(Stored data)
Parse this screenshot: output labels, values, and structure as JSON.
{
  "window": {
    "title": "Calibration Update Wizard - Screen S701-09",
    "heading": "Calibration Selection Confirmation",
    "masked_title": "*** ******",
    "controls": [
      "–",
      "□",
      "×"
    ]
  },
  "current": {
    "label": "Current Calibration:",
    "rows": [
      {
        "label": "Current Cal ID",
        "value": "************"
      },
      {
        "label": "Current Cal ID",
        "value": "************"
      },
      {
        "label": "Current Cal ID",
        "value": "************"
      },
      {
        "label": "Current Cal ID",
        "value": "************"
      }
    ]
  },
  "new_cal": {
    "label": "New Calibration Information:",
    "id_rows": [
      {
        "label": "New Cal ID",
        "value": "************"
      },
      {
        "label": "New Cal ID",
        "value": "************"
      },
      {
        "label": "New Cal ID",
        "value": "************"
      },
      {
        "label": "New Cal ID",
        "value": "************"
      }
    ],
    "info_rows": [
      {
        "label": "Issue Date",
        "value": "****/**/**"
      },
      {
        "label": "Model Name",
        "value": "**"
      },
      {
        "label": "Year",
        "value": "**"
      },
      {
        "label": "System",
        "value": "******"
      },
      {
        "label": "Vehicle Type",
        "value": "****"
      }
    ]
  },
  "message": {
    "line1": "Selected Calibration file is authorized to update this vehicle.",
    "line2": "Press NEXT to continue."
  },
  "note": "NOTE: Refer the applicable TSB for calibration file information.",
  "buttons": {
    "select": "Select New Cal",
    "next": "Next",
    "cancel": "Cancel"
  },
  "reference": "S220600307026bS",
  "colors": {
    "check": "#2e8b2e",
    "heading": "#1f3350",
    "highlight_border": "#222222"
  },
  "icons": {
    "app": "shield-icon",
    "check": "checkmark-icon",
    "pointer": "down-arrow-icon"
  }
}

- [YOUR INSTRUCTIONS]: Quote every entry exactly.

- [RESULT FOR THIS TASK]:
Parse this screenshot: output labels, values, and structure as JSON.
{
  "window": {
    "title": "Calibration Update Wizard - Screen S701-09",
    "heading": "Calibration Selection Confirmation",
    "masked_title": "*** ******",
    "controls": [
      "–",
      "□",
      "×"
    ]
  },
  "current": {
    "label": "Current Calibration:",
    "rows": [
      {
        "label": "Current Cal ID",
        "value": "************"
      },
      {
        "label": "Current Cal ID",
        "value": "************"
      },
      {
        "label": "Current Cal ID",
        "value": "************"
      },
      {
        "label": "Current Cal ID",
        "value": "************"
      }
    ]
  },
  "new_cal": {
    "label": "New Calibration Information:",
    "id_rows": [
      {
        "label": "New Cal ID",
        "value": "************"
      },
      {
        "label": "New Cal ID",
        "value": "************"
      },
      {
        "label": "New Cal ID",
        "value": "************"
      },
      {
        "label": "New Cal ID",
        "value": "************"
      }
    ],
    "info_rows": [
      {
        "label": "Issue Date",
        "value": "****/**/**"
      },
      {
        "label": "Model Name",
        "value": "**"
      },
      {
        "label": "Year",
        "value": "**"
      },
      {
        "label": "System",
        "value": "******"
      },
      {
        "label": "Vehicle Type",
        "value": "****"
      }
    ]
  },
  "message": {
    "line1": "Selected Calibration file is authorized to update this vehicle.",
    "line2": "Press NEXT to continue."
  },
  "note": "NOTE: Refer the applicable TSB for calibration file information.",
  "buttons": {
    "select": "Select New Cal",
    "next": "Next",
    "cancel": "Cancel"
  },
  "reference": "S220600307026bS",
  "colors": {
    "check": "#2e8b2e",
    "heading": "#1f3350",
    "highlight_border": "#222222"
  },
  "icons": {
    "app": "shield-icon",
    "check": "checkmark-icon",
    "pointer": "down-arrow-icon"
  }
}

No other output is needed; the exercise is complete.